Requirement: Count how many lines in this material contain "Tadas". The answer is that number alone.

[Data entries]
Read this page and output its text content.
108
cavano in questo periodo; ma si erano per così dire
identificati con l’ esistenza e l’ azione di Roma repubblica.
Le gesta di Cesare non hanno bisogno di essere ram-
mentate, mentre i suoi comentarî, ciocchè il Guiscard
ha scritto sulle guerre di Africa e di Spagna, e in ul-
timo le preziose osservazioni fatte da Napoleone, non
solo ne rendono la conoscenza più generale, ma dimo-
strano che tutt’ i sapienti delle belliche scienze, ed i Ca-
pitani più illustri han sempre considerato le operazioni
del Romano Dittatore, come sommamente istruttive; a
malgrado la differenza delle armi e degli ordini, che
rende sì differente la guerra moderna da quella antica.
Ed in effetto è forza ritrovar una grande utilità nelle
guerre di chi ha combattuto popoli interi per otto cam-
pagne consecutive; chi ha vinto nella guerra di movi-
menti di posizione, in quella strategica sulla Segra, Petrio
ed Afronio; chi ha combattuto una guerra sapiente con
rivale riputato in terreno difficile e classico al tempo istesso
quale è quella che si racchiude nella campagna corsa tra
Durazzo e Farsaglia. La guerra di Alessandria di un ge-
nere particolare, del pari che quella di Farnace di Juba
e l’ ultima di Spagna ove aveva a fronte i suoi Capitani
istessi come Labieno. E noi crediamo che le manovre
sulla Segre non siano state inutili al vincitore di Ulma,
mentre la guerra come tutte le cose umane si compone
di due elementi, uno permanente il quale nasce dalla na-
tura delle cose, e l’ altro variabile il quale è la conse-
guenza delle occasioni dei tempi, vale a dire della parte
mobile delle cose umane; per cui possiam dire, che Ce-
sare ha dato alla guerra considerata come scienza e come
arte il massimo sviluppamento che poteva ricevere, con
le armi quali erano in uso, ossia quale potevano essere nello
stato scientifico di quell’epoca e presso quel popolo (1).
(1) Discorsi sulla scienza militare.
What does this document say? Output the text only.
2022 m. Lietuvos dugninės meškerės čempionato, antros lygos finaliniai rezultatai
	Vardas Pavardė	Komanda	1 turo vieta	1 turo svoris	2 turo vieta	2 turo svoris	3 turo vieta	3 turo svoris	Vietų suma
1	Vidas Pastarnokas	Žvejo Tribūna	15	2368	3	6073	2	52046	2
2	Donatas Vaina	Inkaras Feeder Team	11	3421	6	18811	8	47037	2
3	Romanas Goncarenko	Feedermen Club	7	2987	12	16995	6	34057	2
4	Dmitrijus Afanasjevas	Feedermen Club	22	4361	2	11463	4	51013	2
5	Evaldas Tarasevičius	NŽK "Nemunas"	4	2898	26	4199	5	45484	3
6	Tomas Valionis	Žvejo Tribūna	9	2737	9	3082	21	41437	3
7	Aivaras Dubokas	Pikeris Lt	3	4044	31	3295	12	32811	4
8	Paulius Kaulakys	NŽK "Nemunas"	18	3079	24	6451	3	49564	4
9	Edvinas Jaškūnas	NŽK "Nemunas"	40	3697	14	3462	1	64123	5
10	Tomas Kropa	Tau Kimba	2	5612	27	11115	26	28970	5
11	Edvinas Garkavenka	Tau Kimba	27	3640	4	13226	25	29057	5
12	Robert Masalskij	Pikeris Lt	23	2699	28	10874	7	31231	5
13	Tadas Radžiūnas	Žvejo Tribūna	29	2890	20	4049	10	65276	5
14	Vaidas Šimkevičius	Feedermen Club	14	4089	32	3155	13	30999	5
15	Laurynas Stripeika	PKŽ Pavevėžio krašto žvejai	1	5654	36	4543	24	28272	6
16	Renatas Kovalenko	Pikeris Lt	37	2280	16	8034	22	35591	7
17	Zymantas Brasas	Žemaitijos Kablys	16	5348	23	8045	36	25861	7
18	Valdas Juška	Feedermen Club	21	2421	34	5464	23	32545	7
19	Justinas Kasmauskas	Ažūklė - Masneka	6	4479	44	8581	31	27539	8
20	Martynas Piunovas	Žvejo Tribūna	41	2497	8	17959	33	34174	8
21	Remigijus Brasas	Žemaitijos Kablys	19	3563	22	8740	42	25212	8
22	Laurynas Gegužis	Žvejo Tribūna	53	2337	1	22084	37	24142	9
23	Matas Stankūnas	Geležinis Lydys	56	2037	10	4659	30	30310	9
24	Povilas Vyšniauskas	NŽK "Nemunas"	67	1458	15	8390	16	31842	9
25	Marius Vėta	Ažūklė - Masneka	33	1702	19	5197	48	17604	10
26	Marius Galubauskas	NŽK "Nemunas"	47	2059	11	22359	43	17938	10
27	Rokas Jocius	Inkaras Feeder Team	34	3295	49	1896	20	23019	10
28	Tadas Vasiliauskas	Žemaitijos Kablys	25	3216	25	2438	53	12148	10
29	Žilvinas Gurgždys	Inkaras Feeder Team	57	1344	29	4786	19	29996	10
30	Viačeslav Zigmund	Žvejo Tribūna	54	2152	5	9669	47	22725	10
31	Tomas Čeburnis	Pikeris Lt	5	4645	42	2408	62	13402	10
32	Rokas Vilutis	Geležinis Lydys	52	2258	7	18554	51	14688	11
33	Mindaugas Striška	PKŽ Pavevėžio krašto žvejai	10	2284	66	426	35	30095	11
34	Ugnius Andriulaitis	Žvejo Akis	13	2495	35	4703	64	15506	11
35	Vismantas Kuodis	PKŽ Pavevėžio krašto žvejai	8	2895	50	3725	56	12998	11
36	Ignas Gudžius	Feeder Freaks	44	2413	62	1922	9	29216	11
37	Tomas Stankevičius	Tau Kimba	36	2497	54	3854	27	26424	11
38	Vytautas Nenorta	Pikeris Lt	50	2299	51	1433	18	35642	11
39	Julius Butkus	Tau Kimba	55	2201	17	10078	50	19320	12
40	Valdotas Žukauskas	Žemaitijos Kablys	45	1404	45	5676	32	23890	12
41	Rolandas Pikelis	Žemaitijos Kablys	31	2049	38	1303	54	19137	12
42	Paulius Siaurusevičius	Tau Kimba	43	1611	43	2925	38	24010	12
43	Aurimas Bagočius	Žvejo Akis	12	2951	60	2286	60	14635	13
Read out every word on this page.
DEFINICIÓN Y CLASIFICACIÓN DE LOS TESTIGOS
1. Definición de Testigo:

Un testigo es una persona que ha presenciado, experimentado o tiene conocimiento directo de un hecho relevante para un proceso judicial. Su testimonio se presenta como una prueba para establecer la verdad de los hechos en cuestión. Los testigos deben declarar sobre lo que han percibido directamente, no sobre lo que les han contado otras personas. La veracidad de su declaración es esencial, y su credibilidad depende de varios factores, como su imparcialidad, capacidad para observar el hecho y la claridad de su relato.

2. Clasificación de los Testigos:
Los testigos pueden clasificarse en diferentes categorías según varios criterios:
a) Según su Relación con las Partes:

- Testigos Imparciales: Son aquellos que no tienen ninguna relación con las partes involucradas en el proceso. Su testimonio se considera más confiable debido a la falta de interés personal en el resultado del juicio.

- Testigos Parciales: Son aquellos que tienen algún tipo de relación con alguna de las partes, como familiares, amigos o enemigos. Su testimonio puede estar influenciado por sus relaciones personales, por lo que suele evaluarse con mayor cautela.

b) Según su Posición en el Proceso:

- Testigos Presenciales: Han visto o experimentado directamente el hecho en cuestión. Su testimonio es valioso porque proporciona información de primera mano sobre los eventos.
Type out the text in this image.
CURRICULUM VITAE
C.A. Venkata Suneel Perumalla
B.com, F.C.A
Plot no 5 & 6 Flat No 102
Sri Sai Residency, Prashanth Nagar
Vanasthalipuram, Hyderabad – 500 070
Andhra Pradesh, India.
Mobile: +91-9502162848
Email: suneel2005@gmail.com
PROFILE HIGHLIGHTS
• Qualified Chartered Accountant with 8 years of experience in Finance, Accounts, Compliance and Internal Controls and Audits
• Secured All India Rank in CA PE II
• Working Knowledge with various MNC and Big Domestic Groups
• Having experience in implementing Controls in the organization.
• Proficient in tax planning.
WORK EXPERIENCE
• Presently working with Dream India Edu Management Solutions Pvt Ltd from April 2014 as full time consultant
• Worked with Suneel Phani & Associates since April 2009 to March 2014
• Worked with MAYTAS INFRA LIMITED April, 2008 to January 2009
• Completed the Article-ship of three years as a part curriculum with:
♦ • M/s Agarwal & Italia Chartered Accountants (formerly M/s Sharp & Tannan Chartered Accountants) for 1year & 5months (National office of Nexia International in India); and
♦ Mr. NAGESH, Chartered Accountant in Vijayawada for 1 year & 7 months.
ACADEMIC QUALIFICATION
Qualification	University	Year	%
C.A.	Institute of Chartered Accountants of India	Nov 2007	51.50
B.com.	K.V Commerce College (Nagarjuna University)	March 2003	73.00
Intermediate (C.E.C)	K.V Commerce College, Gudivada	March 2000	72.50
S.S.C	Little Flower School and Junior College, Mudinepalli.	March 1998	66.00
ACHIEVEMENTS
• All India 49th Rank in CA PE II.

In response: 2